* _Problem details_:
Every record must be repeated exactly; omit any pictures they contain.
─── Task data ───
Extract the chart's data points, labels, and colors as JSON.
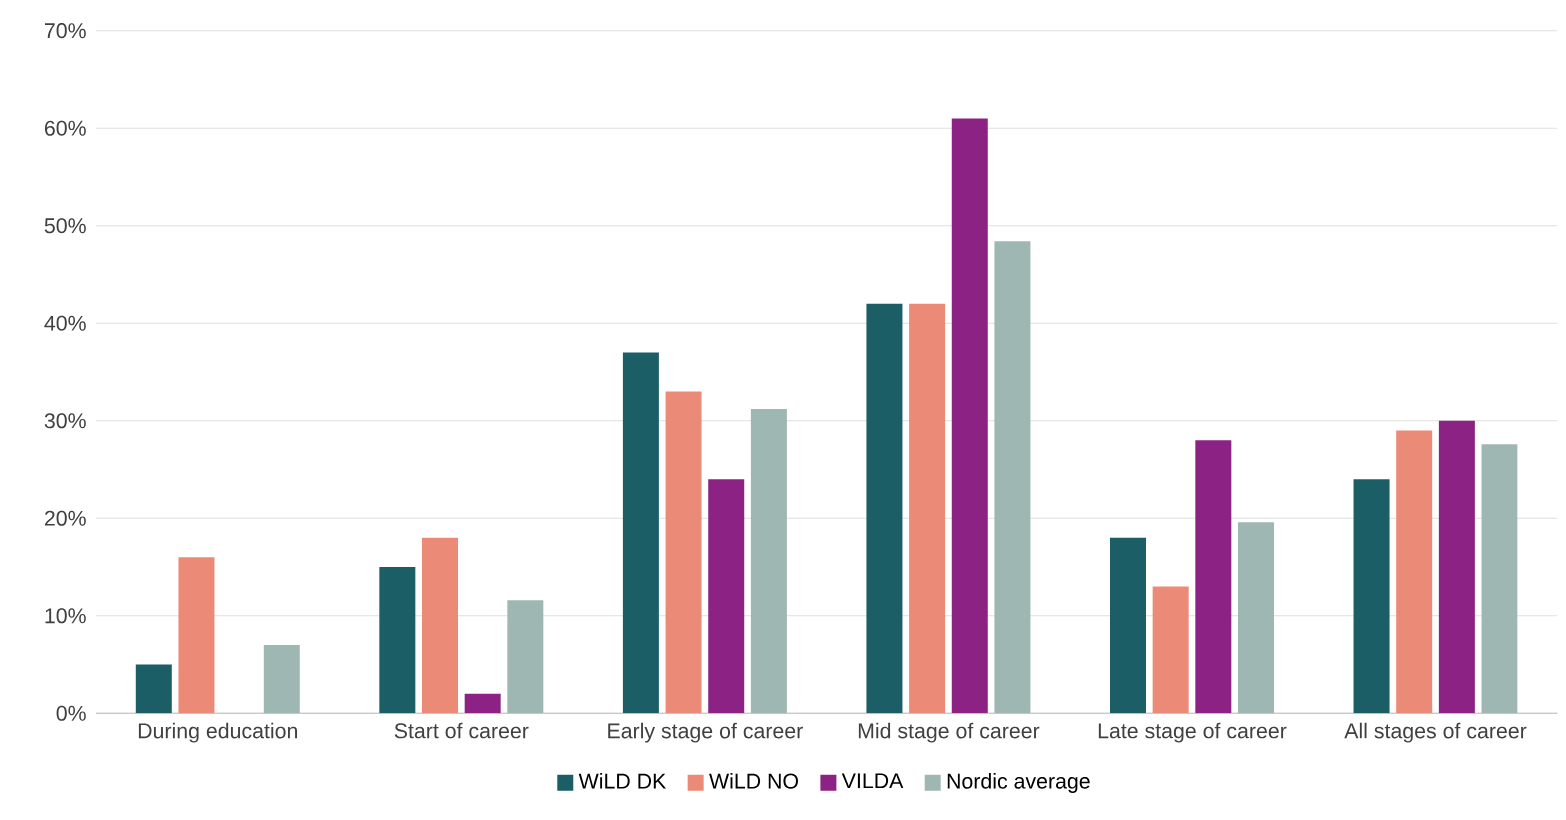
{
  "chart_data": {
    "type": "bar",
    "categories": [
      "During education",
      "Start of career",
      "Early stage of career",
      "Mid stage of career",
      "Late stage of career",
      "All stages of career"
    ],
    "series": [
      {
        "name": "WiLD DK",
        "color": "#1b5e66",
        "values": [
          5,
          15,
          37,
          42,
          18,
          24
        ]
      },
      {
        "name": "WiLD NO",
        "color": "#ec8a78",
        "values": [
          16,
          18,
          33,
          42,
          13,
          29
        ]
      },
      {
        "name": "VILDA",
        "color": "#8b2284",
        "values": [
          0,
          2,
          24,
          61,
          28,
          30
        ]
      },
      {
        "name": "Nordic average",
        "color": "#9fb7b3",
        "values": [
          7,
          11.6,
          31.2,
          48.4,
          19.6,
          27.6
        ]
      }
    ],
    "ylim": [
      0,
      70
    ],
    "yticks": [
      {
        "value": 0,
        "label": "0%"
      },
      {
        "value": 10,
        "label": "10%"
      },
      {
        "value": 20,
        "label": "20%"
      },
      {
        "value": 30,
        "label": "30%"
      },
      {
        "value": 40,
        "label": "40%"
      },
      {
        "value": 50,
        "label": "50%"
      },
      {
        "value": 60,
        "label": "60%"
      },
      {
        "value": 70,
        "label": "70%"
      }
    ],
    "grid": "y",
    "legend": "bottom"
  }
}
───
* _Output for this exercise_:
Extract the chart's data points, labels, and colors as JSON.
{
  "chart_data": {
    "type": "bar",
    "categories": [
      "During education",
      "Start of career",
      "Early stage of career",
      "Mid stage of career",
      "Late stage of career",
      "All stages of career"
    ],
    "series": [
      {
        "name": "WiLD DK",
        "color": "#1b5e66",
        "values": [
          5,
          15,
          37,
          42,
          18,
          24
        ]
      },
      {
        "name": "WiLD NO",
        "color": "#ec8a78",
        "values": [
          16,
          18,
          33,
          42,
          13,
          29
        ]
      },
      {
        "name": "VILDA",
        "color": "#8b2284",
        "values": [
          0,
          2,
          24,
          61,
          28,
          30
        ]
      },
      {
        "name": "Nordic average",
        "color": "#9fb7b3",
        "values": [
          7,
          11.6,
          31.2,
          48.4,
          19.6,
          27.6
        ]
      }
    ],
    "ylim": [
      0,
      70
    ],
    "yticks": [
      {
        "value": 0,
        "label": "0%"
      },
      {
        "value": 10,
        "label": "10%"
      },
      {
        "value": 20,
        "label": "20%"
      },
      {
        "value": 30,
        "label": "30%"
      },
      {
        "value": 40,
        "label": "40%"
      },
      {
        "value": 50,
        "label": "50%"
      },
      {
        "value": 60,
        "label": "60%"
      },
      {
        "value": 70,
        "label": "70%"
      }
    ],
    "grid": "y",
    "legend": "bottom"
  }
}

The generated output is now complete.